[Collected data entries]
————————
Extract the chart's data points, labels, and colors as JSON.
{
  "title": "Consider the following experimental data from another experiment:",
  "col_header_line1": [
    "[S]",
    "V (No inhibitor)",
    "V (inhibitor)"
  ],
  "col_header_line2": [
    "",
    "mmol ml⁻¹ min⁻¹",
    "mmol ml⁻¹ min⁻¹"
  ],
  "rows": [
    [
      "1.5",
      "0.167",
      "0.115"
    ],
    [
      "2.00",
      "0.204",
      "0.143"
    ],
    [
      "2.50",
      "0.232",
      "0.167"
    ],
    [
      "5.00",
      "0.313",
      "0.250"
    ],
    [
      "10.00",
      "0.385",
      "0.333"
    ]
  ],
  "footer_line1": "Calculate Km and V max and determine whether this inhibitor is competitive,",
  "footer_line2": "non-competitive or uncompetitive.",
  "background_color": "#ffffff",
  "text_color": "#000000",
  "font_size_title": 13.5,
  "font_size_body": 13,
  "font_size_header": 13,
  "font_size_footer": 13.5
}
————————
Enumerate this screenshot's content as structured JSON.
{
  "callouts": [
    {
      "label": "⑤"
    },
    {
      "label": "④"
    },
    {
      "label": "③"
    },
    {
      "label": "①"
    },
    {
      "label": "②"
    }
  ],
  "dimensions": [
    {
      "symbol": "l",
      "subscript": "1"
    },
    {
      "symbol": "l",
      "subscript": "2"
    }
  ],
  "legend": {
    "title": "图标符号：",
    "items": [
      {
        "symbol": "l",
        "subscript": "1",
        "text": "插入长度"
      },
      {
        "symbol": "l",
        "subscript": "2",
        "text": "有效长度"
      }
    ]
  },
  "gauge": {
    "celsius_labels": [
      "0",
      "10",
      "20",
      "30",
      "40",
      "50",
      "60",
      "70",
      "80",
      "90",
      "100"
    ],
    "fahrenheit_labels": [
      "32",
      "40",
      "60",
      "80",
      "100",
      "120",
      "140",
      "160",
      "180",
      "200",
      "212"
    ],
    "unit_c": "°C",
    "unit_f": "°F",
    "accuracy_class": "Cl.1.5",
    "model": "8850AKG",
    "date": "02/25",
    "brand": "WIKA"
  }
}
————————
**Exercise description**
Each line above that holds the string "competitive" should be copied and shown.

**Answer below**
  "footer_line1": "Calculate Km and V max and determine whether this inhibitor is competitive,",
  "footer_line2": "non-competitive or uncompetitive.",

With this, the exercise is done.